> _BRIEF_
Search the material for the string "JSON", then return every line where it is found.

[Lines of data]

....

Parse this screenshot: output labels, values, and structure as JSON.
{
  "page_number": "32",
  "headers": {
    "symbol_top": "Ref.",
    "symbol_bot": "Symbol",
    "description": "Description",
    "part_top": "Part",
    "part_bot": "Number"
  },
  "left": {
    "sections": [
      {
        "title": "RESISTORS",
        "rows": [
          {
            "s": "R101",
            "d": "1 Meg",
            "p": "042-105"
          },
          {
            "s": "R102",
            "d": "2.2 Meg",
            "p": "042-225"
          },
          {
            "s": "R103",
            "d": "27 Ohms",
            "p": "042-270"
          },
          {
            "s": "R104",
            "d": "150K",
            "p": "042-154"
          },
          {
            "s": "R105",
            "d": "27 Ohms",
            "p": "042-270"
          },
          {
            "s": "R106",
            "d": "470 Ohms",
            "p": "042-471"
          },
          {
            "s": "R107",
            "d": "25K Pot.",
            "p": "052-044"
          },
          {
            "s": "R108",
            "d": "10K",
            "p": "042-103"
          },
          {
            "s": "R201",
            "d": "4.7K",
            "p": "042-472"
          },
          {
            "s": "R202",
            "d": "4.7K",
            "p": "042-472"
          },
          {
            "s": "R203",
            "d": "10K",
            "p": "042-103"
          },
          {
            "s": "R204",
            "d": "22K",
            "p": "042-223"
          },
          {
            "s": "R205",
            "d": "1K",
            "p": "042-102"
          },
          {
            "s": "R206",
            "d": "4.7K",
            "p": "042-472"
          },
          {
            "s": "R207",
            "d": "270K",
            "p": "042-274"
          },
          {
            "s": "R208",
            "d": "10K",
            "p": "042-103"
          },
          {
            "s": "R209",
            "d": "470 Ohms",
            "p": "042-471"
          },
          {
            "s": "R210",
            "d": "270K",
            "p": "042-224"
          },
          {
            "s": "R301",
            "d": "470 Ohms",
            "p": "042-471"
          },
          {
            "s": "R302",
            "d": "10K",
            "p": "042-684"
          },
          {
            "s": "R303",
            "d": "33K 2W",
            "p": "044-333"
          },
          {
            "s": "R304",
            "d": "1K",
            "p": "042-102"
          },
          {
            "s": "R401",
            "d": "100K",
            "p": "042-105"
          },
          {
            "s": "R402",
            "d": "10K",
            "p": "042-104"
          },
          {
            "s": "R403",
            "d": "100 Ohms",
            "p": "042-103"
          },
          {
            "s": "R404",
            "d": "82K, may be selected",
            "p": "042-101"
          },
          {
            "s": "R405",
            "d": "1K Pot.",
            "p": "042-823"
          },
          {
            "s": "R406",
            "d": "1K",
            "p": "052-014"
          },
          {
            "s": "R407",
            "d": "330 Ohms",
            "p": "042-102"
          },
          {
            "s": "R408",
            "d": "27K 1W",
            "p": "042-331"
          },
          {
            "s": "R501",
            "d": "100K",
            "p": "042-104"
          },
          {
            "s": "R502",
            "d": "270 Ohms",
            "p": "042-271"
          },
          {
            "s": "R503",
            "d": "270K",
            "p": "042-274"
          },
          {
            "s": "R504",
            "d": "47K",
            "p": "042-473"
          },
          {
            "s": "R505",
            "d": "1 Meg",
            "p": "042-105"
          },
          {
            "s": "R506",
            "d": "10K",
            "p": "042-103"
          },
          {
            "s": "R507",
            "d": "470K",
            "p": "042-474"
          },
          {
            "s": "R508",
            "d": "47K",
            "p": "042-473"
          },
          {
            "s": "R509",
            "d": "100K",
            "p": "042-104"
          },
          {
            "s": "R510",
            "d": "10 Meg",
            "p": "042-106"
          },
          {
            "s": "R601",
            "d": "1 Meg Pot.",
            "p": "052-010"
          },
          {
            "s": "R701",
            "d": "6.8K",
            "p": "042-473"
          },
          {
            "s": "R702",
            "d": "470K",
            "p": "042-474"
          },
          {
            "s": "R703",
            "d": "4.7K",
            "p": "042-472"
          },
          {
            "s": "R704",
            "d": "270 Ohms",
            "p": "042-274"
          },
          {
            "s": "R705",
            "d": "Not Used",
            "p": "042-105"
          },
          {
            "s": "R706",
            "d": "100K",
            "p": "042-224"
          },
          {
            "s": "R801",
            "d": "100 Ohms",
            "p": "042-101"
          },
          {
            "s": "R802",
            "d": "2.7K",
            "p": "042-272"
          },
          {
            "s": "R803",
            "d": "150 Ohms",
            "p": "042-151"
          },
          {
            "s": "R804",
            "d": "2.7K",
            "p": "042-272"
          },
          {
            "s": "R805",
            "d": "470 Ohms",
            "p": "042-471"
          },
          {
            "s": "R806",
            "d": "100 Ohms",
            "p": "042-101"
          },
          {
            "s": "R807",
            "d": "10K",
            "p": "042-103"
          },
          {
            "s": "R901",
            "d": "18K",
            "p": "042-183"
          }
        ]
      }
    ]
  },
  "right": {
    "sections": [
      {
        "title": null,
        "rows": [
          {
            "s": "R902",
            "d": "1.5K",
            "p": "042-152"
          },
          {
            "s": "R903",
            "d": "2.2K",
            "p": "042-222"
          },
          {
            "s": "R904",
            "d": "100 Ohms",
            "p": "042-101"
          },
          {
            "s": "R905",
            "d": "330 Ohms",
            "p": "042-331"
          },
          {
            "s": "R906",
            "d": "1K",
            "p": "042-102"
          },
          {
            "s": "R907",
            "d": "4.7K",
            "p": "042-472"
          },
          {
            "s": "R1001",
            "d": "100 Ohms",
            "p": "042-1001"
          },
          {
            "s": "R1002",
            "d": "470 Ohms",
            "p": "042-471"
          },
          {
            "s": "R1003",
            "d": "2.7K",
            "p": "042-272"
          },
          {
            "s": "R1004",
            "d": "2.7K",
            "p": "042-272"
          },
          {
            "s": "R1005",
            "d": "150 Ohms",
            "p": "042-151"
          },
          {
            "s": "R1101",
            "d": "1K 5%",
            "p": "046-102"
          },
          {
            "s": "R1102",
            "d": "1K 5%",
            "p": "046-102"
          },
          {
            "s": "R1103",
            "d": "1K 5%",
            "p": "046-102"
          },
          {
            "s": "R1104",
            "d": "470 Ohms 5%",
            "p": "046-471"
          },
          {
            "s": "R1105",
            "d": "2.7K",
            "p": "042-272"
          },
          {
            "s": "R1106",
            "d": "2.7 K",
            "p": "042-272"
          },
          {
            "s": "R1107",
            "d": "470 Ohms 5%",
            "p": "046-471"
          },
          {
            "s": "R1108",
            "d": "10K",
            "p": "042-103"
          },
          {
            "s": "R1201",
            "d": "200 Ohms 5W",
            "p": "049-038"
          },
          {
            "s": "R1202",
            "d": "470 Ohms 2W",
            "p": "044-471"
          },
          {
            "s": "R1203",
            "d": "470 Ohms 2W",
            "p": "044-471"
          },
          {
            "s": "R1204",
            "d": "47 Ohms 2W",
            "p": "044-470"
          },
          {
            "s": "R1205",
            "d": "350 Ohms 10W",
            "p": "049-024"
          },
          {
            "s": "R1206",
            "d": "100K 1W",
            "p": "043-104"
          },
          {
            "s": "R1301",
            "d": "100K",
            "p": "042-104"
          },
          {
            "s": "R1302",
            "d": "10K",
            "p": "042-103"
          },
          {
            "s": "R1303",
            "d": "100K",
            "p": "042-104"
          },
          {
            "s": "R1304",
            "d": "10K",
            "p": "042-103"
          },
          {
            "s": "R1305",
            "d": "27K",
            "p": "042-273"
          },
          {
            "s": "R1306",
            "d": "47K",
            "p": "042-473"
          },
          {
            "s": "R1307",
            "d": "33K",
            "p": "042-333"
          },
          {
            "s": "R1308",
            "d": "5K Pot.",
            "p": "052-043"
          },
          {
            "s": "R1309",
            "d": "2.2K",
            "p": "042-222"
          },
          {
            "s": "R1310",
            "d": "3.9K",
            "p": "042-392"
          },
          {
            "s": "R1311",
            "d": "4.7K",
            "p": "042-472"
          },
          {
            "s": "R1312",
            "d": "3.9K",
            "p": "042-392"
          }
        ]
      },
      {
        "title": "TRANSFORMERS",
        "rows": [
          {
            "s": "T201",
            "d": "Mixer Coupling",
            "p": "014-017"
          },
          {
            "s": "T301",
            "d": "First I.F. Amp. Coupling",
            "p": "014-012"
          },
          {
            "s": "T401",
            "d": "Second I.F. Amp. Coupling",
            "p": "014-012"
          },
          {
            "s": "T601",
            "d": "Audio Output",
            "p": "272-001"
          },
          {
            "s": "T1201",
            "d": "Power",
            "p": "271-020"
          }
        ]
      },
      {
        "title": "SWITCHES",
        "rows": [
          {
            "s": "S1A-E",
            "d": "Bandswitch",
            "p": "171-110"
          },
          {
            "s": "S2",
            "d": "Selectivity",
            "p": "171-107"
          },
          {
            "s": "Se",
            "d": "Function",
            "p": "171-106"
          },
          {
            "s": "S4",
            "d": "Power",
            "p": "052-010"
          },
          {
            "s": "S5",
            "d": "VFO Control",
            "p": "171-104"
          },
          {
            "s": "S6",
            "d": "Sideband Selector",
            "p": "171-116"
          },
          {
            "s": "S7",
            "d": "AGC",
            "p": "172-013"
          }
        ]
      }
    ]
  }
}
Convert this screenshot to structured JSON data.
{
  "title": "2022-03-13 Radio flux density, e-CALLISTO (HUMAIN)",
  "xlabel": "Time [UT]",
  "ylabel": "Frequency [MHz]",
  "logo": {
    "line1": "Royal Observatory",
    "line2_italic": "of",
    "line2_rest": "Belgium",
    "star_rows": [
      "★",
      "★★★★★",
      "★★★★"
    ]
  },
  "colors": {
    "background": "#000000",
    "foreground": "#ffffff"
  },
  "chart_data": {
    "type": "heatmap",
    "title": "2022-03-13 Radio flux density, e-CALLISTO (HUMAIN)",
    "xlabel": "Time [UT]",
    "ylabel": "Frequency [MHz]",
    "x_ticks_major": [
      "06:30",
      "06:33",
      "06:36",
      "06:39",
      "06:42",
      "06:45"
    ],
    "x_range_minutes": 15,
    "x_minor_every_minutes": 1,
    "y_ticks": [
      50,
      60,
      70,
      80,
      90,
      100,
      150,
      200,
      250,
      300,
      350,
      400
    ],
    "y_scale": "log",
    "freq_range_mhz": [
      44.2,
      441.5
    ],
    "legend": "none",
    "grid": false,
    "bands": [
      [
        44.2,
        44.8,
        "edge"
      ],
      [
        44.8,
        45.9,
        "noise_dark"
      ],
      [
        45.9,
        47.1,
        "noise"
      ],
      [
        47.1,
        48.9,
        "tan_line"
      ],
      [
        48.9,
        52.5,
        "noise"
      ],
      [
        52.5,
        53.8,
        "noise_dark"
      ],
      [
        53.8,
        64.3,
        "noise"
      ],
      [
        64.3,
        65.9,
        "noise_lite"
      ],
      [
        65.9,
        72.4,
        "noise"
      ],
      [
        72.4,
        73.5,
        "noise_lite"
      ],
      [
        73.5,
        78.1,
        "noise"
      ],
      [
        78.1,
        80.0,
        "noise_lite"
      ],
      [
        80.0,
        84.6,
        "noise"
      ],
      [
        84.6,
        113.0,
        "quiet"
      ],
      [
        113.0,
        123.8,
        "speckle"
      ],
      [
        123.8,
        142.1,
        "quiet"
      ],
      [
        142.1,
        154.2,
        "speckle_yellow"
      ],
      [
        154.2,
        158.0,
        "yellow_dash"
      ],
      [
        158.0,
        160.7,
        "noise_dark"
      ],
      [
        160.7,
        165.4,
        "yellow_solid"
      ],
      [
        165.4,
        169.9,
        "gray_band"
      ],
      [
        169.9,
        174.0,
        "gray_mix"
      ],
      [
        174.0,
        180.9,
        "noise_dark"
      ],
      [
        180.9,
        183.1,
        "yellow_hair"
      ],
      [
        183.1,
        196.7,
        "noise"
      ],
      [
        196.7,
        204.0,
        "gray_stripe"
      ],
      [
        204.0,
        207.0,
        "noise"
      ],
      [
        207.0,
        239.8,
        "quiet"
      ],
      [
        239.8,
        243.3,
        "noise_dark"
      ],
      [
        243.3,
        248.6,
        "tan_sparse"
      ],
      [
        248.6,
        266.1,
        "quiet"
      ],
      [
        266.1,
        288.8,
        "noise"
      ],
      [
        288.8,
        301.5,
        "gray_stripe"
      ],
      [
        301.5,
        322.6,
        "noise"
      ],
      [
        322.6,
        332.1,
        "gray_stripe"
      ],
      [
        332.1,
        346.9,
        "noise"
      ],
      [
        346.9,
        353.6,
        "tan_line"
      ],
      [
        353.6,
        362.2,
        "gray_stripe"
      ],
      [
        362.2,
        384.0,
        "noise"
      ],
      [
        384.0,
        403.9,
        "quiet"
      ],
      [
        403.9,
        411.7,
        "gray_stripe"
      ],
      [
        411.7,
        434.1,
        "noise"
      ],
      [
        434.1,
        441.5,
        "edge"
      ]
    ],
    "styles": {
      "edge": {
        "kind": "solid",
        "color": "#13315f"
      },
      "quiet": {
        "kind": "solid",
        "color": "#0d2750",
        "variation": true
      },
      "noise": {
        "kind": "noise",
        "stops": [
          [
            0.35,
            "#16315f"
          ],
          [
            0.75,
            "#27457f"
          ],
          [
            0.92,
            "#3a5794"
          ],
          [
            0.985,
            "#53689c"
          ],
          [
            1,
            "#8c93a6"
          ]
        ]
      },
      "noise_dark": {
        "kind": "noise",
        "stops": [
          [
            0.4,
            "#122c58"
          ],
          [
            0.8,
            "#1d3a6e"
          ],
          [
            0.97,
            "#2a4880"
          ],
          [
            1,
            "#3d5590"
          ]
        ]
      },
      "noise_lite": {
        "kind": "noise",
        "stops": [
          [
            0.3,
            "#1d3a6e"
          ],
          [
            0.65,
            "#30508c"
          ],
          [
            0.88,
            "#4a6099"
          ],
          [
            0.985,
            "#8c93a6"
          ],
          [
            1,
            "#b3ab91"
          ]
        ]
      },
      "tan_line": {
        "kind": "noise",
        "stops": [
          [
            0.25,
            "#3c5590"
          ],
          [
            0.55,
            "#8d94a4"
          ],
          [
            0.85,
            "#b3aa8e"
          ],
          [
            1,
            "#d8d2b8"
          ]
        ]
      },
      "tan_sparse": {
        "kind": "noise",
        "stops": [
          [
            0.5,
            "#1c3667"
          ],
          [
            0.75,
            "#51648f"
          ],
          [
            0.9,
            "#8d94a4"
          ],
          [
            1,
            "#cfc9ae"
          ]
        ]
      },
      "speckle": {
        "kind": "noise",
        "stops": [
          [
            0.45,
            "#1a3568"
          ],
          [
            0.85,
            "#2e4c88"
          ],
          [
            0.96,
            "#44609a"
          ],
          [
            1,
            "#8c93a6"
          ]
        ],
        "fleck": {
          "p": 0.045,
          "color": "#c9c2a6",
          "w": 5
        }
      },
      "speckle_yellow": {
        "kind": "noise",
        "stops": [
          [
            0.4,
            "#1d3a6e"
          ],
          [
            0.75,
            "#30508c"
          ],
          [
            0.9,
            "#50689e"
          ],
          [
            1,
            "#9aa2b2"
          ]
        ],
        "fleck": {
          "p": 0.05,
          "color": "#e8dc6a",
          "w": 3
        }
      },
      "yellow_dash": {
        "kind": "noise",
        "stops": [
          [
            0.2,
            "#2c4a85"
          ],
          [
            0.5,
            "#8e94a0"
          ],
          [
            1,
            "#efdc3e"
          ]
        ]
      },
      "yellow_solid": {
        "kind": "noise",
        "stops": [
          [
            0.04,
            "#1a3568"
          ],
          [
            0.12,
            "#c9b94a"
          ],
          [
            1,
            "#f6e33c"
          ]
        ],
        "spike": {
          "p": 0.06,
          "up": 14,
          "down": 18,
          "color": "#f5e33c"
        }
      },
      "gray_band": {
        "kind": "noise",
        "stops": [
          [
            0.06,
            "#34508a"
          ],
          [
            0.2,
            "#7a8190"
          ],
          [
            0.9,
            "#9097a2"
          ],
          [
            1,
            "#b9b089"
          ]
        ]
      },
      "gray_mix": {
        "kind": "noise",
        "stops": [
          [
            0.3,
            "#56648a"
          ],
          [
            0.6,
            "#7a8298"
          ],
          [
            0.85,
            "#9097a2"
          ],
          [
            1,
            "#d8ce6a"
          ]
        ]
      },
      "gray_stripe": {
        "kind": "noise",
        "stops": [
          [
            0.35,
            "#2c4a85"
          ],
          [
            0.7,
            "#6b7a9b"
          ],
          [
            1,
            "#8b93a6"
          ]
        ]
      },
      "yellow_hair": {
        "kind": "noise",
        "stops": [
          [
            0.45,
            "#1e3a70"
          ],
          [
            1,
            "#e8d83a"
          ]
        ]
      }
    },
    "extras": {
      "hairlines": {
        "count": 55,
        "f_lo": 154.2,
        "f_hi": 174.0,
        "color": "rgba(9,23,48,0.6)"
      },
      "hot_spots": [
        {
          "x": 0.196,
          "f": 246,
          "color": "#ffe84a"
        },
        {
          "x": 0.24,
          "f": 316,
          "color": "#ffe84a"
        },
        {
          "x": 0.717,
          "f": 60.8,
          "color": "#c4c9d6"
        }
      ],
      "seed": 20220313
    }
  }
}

....

> _COMPLETE ANSWER_
Parse this screenshot: output labels, values, and structure as JSON.
Convert this screenshot to structured JSON data.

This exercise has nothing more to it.